-- START --
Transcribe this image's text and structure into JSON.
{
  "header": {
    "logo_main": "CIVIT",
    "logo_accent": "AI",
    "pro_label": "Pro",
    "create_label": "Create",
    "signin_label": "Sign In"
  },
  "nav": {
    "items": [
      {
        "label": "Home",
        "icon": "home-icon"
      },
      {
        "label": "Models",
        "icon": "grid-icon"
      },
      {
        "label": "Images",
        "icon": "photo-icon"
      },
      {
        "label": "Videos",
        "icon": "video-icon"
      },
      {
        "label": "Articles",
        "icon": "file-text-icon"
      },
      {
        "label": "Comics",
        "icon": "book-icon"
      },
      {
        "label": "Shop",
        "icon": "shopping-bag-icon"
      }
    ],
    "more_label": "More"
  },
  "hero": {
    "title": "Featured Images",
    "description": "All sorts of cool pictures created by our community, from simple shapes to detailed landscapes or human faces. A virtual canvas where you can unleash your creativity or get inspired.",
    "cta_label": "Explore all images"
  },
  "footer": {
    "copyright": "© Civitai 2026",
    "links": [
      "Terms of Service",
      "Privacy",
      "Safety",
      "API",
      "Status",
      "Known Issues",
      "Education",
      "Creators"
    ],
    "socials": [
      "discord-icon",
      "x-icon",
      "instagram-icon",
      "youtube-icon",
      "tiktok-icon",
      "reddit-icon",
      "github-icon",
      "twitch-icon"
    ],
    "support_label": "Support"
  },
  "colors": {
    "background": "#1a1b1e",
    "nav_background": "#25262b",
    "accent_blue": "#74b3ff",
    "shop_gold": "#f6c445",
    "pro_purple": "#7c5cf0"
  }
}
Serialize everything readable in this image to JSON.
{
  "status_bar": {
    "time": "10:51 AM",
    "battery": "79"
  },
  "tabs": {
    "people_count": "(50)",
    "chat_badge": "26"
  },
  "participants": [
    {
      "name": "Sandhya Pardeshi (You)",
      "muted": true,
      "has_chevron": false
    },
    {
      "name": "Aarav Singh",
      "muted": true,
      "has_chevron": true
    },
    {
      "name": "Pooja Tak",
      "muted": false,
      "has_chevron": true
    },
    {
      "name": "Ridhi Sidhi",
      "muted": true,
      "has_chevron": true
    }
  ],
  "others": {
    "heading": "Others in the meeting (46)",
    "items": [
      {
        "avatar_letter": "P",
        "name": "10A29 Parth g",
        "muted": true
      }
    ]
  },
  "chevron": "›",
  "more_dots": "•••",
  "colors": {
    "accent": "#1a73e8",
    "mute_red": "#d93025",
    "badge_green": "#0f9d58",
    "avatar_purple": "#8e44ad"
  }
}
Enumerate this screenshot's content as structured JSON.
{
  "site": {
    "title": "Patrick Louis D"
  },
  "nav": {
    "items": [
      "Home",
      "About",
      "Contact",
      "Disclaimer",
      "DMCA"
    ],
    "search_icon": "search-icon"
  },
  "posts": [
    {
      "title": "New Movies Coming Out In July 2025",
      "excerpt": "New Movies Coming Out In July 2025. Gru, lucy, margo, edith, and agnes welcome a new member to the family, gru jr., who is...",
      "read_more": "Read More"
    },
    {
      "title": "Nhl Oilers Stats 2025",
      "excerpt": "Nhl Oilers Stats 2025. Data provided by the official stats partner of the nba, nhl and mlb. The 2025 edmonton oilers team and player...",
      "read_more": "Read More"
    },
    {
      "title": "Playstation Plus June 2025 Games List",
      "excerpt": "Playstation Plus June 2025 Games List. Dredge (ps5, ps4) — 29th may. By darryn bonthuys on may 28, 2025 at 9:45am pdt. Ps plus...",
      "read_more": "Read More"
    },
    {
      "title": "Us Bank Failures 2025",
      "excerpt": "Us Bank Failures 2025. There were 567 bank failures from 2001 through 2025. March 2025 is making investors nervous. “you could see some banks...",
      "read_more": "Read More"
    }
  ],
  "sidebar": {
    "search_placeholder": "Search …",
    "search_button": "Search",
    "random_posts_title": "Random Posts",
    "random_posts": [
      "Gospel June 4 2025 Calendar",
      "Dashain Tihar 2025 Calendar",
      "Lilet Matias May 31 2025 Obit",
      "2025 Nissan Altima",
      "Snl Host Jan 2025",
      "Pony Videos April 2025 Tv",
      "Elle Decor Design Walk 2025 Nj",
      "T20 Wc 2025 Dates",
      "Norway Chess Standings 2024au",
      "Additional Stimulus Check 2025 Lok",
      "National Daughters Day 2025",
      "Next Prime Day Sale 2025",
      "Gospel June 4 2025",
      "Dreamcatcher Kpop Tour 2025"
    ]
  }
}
-- END --
## Objective
Which lines contain "this"? Copy each of them out.

## Problem solution
Transcribe this image's text and structure into JSON.
Serialize everything readable in this image to JSON.
Enumerate this screenshot's content as structured JSON.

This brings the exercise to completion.